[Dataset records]
▶
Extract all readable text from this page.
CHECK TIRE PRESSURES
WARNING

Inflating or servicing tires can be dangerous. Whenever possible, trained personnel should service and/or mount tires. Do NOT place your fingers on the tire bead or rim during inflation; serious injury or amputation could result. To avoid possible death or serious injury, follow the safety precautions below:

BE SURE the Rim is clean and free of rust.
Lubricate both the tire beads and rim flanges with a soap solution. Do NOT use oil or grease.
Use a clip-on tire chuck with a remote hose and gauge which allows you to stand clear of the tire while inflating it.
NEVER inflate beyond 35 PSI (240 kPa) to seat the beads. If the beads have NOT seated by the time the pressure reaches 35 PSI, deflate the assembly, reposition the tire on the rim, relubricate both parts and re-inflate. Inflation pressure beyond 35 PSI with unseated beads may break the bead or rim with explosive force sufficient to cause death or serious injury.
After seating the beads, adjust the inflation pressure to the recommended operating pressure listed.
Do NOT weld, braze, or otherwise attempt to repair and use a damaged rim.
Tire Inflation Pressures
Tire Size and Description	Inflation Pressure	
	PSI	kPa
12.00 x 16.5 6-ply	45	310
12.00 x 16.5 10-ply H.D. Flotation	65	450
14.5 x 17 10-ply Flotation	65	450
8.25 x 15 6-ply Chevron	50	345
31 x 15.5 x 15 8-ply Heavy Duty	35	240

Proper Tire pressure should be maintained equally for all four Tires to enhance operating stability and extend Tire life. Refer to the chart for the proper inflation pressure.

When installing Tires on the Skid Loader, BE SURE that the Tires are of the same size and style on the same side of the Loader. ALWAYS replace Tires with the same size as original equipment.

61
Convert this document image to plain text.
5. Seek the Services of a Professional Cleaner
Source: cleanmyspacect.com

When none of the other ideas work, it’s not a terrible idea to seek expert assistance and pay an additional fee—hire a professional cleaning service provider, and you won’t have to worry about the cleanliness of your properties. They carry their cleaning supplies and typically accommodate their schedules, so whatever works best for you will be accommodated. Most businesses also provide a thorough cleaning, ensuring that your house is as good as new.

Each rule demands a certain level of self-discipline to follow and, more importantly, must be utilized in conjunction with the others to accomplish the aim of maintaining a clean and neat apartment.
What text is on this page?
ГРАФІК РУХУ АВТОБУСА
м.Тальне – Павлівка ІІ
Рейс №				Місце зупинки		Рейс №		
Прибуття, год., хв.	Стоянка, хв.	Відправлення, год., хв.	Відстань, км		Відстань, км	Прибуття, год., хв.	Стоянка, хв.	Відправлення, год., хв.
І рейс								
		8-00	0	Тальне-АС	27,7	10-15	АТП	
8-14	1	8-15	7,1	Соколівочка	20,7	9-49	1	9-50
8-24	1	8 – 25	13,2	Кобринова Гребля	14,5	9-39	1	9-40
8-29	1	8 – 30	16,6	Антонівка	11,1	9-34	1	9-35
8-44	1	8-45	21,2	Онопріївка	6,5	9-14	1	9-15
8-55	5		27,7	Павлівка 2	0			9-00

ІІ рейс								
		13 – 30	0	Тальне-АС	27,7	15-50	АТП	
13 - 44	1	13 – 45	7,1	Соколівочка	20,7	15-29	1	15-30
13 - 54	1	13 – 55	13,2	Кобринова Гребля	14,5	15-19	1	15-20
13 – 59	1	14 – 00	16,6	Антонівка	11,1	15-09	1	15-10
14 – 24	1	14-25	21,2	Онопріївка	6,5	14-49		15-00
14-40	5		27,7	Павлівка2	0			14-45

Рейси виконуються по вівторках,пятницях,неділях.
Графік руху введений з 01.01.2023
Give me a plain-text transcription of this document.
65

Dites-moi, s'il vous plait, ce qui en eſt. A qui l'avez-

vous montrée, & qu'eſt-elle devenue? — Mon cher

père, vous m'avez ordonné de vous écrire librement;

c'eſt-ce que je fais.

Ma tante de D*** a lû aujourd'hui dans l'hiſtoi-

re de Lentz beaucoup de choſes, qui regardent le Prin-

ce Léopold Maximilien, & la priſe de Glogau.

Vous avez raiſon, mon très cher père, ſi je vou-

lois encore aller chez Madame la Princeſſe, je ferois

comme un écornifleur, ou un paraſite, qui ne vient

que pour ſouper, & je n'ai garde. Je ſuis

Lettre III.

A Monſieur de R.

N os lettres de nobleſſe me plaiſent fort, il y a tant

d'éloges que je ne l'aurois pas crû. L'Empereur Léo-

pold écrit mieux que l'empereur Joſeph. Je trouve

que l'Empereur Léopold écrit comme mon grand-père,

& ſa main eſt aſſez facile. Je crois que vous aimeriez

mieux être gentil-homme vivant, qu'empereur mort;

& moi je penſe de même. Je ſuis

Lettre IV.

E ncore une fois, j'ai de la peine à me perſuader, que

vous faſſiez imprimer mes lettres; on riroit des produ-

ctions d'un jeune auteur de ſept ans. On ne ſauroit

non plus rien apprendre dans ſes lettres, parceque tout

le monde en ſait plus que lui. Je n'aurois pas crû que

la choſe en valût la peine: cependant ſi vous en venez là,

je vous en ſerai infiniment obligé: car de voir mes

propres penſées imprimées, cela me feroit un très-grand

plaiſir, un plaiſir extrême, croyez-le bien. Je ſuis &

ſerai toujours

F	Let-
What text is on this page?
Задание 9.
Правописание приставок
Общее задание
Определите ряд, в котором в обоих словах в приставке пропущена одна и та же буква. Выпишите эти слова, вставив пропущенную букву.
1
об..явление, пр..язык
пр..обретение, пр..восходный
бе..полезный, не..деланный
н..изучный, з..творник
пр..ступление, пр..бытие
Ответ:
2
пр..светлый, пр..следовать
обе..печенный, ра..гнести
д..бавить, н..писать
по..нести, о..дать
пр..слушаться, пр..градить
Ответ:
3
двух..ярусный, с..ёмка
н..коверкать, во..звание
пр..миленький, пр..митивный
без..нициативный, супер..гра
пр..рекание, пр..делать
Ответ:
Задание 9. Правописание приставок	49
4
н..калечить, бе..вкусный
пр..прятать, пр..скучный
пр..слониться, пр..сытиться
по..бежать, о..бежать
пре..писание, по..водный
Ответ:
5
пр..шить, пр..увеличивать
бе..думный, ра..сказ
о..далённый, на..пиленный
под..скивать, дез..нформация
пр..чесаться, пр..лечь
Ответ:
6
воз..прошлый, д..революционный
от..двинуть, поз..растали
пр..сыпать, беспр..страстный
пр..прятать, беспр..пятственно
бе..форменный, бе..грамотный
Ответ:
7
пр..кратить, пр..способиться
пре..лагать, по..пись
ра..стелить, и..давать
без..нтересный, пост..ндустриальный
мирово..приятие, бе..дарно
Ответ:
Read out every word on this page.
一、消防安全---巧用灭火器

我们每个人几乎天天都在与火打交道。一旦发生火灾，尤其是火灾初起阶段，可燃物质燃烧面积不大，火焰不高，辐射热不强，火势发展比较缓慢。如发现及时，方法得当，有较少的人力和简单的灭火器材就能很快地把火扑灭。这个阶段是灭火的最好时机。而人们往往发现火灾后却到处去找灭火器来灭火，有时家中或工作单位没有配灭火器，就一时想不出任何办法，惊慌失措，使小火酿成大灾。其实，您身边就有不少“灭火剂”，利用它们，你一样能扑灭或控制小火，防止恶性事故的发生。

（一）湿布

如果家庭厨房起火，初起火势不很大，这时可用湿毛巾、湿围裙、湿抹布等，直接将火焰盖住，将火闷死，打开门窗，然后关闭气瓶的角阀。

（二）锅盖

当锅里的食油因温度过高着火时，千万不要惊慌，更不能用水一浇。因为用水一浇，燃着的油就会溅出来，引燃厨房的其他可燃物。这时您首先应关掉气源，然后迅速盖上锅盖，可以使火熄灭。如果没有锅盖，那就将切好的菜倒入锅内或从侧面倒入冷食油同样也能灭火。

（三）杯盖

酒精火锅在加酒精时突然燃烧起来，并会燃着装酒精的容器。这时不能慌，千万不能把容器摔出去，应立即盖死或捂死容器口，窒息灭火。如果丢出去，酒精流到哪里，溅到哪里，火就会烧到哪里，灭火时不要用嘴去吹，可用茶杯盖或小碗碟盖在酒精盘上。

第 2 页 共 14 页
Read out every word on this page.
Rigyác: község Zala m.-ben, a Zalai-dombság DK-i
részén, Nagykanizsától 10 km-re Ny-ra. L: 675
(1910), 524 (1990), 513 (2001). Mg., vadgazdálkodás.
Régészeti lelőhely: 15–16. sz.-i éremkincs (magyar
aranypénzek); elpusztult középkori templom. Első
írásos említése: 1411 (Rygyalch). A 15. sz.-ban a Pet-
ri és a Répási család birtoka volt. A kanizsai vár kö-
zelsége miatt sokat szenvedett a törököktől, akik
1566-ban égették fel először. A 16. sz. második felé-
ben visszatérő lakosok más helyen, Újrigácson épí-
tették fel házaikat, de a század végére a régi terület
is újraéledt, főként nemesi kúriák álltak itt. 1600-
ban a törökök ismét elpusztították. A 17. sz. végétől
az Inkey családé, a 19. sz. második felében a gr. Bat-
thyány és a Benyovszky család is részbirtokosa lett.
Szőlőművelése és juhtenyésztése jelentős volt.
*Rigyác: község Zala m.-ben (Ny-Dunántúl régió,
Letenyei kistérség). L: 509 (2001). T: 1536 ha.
◀
= GIVEN REQUEST =
Within the listing above, find every line containing the string "Rigyác" and return it.

= ANSWER TO THIS EXERCISE =
Rigyác: község Zala m.-ben, a Zalai-dombság DK-i
*Rigyác: község Zala m.-ben (Ny-Dunántúl régió,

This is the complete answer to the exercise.